Reproduce the material in full, unchanged.

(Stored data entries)

###

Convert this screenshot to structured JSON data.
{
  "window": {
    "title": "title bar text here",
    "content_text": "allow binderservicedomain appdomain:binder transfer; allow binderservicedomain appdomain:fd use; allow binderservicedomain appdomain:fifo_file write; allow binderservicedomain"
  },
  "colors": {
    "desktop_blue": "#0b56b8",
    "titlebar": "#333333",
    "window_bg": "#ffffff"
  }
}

###

§ The solution:
Convert this screenshot to structured JSON data.
{
  "window": {
    "title": "title bar text here",
    "content_text": "allow binderservicedomain appdomain:binder transfer; allow binderservicedomain appdomain:fd use; allow binderservicedomain appdomain:fifo_file write; allow binderservicedomain"
  },
  "colors": {
    "desktop_blue": "#0b56b8",
    "titlebar": "#333333",
    "window_bg": "#ffffff"
  }
}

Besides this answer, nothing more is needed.